### MATERIAL PROVIDED ###

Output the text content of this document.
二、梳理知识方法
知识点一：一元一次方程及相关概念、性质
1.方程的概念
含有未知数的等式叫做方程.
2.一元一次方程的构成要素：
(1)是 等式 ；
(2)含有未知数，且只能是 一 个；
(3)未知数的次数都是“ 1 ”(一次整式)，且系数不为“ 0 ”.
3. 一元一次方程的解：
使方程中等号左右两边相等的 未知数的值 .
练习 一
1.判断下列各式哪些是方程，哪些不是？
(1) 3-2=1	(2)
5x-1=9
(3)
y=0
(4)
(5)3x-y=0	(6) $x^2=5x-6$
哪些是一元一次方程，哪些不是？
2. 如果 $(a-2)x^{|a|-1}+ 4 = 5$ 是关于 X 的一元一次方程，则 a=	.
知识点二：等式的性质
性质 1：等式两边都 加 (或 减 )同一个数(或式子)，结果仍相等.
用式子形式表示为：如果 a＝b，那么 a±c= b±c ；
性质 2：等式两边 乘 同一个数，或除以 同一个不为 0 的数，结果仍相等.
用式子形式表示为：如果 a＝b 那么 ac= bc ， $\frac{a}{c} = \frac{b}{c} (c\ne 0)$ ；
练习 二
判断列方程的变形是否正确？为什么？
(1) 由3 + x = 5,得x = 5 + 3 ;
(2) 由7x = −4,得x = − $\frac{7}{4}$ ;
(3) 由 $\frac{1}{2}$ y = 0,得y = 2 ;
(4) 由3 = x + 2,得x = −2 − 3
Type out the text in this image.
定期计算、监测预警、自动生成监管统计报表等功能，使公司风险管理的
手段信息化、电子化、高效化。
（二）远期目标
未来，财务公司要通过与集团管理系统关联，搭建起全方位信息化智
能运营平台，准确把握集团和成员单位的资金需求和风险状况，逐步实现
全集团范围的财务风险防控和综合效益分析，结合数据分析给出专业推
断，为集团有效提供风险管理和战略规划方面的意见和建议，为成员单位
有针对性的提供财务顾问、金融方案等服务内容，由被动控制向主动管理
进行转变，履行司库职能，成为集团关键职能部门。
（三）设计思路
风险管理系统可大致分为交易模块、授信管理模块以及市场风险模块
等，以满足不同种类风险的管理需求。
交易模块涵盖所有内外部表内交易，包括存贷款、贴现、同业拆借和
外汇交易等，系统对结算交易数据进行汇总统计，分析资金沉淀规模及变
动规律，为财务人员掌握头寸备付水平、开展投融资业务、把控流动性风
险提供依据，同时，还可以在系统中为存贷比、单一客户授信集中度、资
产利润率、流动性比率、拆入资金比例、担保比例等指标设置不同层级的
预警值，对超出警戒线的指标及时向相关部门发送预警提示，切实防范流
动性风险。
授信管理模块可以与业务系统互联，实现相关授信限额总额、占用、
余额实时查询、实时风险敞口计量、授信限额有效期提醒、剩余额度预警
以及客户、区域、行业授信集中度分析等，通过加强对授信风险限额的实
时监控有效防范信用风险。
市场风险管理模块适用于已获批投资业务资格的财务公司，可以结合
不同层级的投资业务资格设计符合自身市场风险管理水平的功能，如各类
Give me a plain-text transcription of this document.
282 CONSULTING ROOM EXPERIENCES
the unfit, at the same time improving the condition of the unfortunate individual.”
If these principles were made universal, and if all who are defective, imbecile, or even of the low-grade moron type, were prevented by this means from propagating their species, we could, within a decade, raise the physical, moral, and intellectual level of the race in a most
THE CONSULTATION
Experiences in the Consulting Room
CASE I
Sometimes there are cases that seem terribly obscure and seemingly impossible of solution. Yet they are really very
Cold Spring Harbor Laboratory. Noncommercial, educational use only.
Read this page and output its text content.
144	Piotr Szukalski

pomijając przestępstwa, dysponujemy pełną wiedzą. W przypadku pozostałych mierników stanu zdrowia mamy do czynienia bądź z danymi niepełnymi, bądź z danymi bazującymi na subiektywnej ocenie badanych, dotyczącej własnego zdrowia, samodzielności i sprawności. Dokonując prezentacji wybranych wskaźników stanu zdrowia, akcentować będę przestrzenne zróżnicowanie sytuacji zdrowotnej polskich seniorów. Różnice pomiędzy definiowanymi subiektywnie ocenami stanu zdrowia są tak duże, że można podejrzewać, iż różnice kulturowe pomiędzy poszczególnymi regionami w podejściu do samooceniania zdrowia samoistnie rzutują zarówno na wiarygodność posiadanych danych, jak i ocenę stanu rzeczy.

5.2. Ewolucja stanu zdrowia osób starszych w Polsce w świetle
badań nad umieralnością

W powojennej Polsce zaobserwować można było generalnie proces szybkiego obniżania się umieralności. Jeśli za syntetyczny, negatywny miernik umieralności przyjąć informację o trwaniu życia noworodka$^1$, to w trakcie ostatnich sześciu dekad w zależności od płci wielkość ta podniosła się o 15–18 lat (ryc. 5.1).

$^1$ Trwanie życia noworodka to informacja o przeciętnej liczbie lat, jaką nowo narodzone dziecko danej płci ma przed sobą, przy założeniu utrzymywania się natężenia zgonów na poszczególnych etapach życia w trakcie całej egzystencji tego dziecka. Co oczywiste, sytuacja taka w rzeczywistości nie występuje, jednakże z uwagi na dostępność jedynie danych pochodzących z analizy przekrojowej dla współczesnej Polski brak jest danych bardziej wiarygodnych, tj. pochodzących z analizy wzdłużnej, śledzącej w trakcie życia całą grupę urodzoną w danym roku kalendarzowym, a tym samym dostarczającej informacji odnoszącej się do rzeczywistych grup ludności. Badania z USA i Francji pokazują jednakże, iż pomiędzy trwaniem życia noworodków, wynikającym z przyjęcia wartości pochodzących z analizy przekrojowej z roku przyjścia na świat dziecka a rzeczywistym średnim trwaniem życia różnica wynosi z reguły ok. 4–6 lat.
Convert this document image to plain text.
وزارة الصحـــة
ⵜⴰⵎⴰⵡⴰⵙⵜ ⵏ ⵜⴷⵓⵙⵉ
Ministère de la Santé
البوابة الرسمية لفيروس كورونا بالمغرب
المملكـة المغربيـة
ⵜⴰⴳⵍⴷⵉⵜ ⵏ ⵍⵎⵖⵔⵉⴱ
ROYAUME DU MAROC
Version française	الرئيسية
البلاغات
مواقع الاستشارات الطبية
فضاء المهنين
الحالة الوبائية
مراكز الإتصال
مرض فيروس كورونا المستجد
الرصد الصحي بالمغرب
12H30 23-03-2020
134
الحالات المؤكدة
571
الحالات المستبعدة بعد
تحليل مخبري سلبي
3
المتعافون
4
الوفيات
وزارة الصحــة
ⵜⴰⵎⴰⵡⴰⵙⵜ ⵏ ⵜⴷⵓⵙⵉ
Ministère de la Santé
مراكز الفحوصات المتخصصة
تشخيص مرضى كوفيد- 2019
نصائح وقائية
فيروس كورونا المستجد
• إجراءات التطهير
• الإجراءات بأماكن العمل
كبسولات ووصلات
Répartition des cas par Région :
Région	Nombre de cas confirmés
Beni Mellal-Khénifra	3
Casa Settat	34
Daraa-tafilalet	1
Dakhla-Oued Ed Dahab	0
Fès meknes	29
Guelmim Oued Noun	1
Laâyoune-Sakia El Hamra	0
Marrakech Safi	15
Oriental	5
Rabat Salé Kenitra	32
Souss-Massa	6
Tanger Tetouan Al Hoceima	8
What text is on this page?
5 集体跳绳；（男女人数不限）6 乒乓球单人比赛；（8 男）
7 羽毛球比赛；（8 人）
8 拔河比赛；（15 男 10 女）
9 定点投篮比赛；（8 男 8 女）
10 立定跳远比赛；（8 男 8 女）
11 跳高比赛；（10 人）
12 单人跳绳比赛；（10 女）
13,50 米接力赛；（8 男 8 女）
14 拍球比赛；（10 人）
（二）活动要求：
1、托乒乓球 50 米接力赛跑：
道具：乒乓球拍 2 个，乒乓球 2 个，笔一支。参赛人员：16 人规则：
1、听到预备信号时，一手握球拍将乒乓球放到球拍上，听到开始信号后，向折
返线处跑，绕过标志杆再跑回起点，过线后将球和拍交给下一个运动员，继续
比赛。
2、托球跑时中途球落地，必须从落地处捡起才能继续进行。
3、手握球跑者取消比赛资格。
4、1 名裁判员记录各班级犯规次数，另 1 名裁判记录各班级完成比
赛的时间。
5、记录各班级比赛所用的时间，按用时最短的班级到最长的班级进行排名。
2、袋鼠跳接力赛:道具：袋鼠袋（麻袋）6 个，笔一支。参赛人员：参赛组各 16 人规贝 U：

###

**WORK REQUIRED:** Which lines hold the word "参赛人员"? Copy every one of them.

**EXERCISE SOLUTION:**
道具：乒乓球拍 2 个，乒乓球 2 个，笔一支。参赛人员：16 人规则：
2、袋鼠跳接力赛:道具：袋鼠袋（麻袋）6 个，笔一支。参赛人员：参赛组各 16 人规贝 U：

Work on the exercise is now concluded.